Exercise -
Copy each line of the data below word for word, without changing anything.

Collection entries
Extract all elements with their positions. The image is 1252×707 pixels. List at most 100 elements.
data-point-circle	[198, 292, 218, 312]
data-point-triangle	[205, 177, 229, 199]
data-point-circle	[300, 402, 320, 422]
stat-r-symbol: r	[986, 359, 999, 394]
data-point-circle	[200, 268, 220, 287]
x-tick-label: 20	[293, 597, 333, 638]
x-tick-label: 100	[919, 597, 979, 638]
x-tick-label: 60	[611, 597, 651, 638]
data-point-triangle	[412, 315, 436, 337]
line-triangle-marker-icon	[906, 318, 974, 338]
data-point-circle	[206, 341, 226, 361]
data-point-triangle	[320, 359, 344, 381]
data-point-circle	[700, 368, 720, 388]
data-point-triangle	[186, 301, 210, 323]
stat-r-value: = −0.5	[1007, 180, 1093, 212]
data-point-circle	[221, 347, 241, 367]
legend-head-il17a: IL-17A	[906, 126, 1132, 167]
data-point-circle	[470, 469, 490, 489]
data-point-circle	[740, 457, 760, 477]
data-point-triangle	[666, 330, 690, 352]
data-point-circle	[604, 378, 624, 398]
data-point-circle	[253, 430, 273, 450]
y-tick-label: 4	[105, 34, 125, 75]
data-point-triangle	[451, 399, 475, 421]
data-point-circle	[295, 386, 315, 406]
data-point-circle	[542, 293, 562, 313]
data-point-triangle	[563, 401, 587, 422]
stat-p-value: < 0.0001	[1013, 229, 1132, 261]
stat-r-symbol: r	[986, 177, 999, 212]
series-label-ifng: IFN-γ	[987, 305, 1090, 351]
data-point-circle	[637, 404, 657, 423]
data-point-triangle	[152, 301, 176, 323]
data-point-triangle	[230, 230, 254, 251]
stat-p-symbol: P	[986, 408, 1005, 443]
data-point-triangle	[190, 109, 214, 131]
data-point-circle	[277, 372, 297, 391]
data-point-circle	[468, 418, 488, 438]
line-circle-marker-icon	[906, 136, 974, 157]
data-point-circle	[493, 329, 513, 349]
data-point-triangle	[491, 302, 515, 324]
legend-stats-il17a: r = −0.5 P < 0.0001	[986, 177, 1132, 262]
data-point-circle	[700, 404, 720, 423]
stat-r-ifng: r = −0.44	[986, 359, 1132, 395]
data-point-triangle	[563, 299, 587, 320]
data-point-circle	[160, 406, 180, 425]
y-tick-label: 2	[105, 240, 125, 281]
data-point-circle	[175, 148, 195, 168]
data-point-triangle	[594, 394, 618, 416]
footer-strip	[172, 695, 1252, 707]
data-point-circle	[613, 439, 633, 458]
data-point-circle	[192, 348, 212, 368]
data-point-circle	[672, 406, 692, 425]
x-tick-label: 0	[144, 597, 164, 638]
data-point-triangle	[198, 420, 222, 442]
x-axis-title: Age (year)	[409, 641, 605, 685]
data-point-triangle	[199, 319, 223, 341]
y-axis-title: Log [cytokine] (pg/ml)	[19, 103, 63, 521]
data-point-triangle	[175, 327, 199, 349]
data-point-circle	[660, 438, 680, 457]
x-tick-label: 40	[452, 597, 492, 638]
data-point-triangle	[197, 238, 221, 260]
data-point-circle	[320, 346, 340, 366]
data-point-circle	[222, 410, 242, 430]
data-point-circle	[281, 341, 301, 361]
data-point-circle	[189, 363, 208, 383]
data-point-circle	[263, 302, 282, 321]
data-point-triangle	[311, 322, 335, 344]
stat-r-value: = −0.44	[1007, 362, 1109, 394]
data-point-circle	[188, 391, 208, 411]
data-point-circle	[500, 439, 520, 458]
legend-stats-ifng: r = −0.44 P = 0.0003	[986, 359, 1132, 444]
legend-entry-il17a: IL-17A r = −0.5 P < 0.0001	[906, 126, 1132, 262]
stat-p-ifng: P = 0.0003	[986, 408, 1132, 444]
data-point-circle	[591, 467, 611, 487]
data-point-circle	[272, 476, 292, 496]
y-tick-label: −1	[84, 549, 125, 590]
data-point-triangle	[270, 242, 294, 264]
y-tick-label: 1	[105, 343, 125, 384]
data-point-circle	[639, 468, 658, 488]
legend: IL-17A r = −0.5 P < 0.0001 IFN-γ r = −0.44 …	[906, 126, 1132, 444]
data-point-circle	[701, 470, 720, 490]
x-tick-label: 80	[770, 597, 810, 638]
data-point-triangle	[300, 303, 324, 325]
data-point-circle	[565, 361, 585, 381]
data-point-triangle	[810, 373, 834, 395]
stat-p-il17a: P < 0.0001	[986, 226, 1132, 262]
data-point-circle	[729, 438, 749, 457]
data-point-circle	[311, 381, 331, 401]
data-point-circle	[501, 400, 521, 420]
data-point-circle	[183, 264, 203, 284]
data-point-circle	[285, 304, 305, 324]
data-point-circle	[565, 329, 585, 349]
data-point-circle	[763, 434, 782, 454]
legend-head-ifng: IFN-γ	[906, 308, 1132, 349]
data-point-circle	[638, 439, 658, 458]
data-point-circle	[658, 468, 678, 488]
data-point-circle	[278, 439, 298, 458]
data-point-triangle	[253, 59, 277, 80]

Solution to the problem -
Extract all elements with their positions. The image is 1252×707 pixels. List at most 100 elements.
data-point-circle	[198, 292, 218, 312]
data-point-triangle	[205, 177, 229, 199]
data-point-circle	[300, 402, 320, 422]
stat-r-symbol: r	[986, 359, 999, 394]
data-point-circle	[200, 268, 220, 287]
x-tick-label: 20	[293, 597, 333, 638]
x-tick-label: 100	[919, 597, 979, 638]
x-tick-label: 60	[611, 597, 651, 638]
data-point-triangle	[412, 315, 436, 337]
line-triangle-marker-icon	[906, 318, 974, 338]
data-point-circle	[206, 341, 226, 361]
data-point-triangle	[320, 359, 344, 381]
data-point-circle	[700, 368, 720, 388]
data-point-triangle	[186, 301, 210, 323]
stat-r-value: = −0.5	[1007, 180, 1093, 212]
data-point-circle	[221, 347, 241, 367]
legend-head-il17a: IL-17A	[906, 126, 1132, 167]
data-point-circle	[470, 469, 490, 489]
data-point-circle	[740, 457, 760, 477]
data-point-triangle	[666, 330, 690, 352]
data-point-circle	[604, 378, 624, 398]
data-point-circle	[253, 430, 273, 450]
y-tick-label: 4	[105, 34, 125, 75]
data-point-triangle	[451, 399, 475, 421]
data-point-circle	[295, 386, 315, 406]
data-point-circle	[542, 293, 562, 313]
data-point-triangle	[563, 401, 587, 422]
stat-p-value: < 0.0001	[1013, 229, 1132, 261]
stat-r-symbol: r	[986, 177, 999, 212]
series-label-ifng: IFN-γ	[987, 305, 1090, 351]
data-point-circle	[637, 404, 657, 423]
data-point-triangle	[152, 301, 176, 323]
data-point-triangle	[230, 230, 254, 251]
stat-p-symbol: P	[986, 408, 1005, 443]
data-point-triangle	[190, 109, 214, 131]
data-point-circle	[277, 372, 297, 391]
data-point-circle	[468, 418, 488, 438]
line-circle-marker-icon	[906, 136, 974, 157]
data-point-circle	[493, 329, 513, 349]
data-point-triangle	[491, 302, 515, 324]
legend-stats-il17a: r = −0.5 P < 0.0001	[986, 177, 1132, 262]
data-point-circle	[700, 404, 720, 423]
stat-r-ifng: r = −0.44	[986, 359, 1132, 395]
data-point-triangle	[563, 299, 587, 320]
data-point-circle	[160, 406, 180, 425]
y-tick-label: 2	[105, 240, 125, 281]
data-point-circle	[175, 148, 195, 168]
data-point-triangle	[594, 394, 618, 416]
footer-strip	[172, 695, 1252, 707]
data-point-circle	[613, 439, 633, 458]
data-point-circle	[192, 348, 212, 368]
data-point-circle	[672, 406, 692, 425]
x-tick-label: 0	[144, 597, 164, 638]
data-point-triangle	[198, 420, 222, 442]
x-axis-title: Age (year)	[409, 641, 605, 685]
data-point-triangle	[199, 319, 223, 341]
y-axis-title: Log [cytokine] (pg/ml)	[19, 103, 63, 521]
data-point-triangle	[175, 327, 199, 349]
data-point-circle	[660, 438, 680, 457]
x-tick-label: 40	[452, 597, 492, 638]
data-point-triangle	[197, 238, 221, 260]
data-point-circle	[320, 346, 340, 366]
data-point-circle	[222, 410, 242, 430]
data-point-circle	[281, 341, 301, 361]
data-point-circle	[189, 363, 208, 383]
data-point-circle	[263, 302, 282, 321]
data-point-triangle	[311, 322, 335, 344]
stat-r-value: = −0.44	[1007, 362, 1109, 394]
data-point-circle	[188, 391, 208, 411]
data-point-circle	[500, 439, 520, 458]
legend-stats-ifng: r = −0.44 P = 0.0003	[986, 359, 1132, 444]
legend-entry-il17a: IL-17A r = −0.5 P < 0.0001	[906, 126, 1132, 262]
stat-p-ifng: P = 0.0003	[986, 408, 1132, 444]
data-point-circle	[591, 467, 611, 487]
data-point-circle	[272, 476, 292, 496]
y-tick-label: −1	[84, 549, 125, 590]
data-point-triangle	[270, 242, 294, 264]
y-tick-label: 1	[105, 343, 125, 384]
data-point-circle	[639, 468, 658, 488]
legend: IL-17A r = −0.5 P < 0.0001 IFN-γ r = −0.44 …	[906, 126, 1132, 444]
data-point-circle	[701, 470, 720, 490]
x-tick-label: 80	[770, 597, 810, 638]
data-point-triangle	[300, 303, 324, 325]
data-point-circle	[565, 361, 585, 381]
data-point-triangle	[810, 373, 834, 395]
stat-p-il17a: P < 0.0001	[986, 226, 1132, 262]
data-point-circle	[729, 438, 749, 457]
data-point-circle	[311, 381, 331, 401]
data-point-circle	[501, 400, 521, 420]
data-point-circle	[183, 264, 203, 284]
data-point-circle	[285, 304, 305, 324]
data-point-circle	[565, 329, 585, 349]
data-point-circle	[763, 434, 782, 454]
legend-head-ifng: IFN-γ	[906, 308, 1132, 349]
data-point-circle	[638, 439, 658, 458]
data-point-circle	[658, 468, 678, 488]
data-point-circle	[278, 439, 298, 458]
data-point-triangle	[253, 59, 277, 80]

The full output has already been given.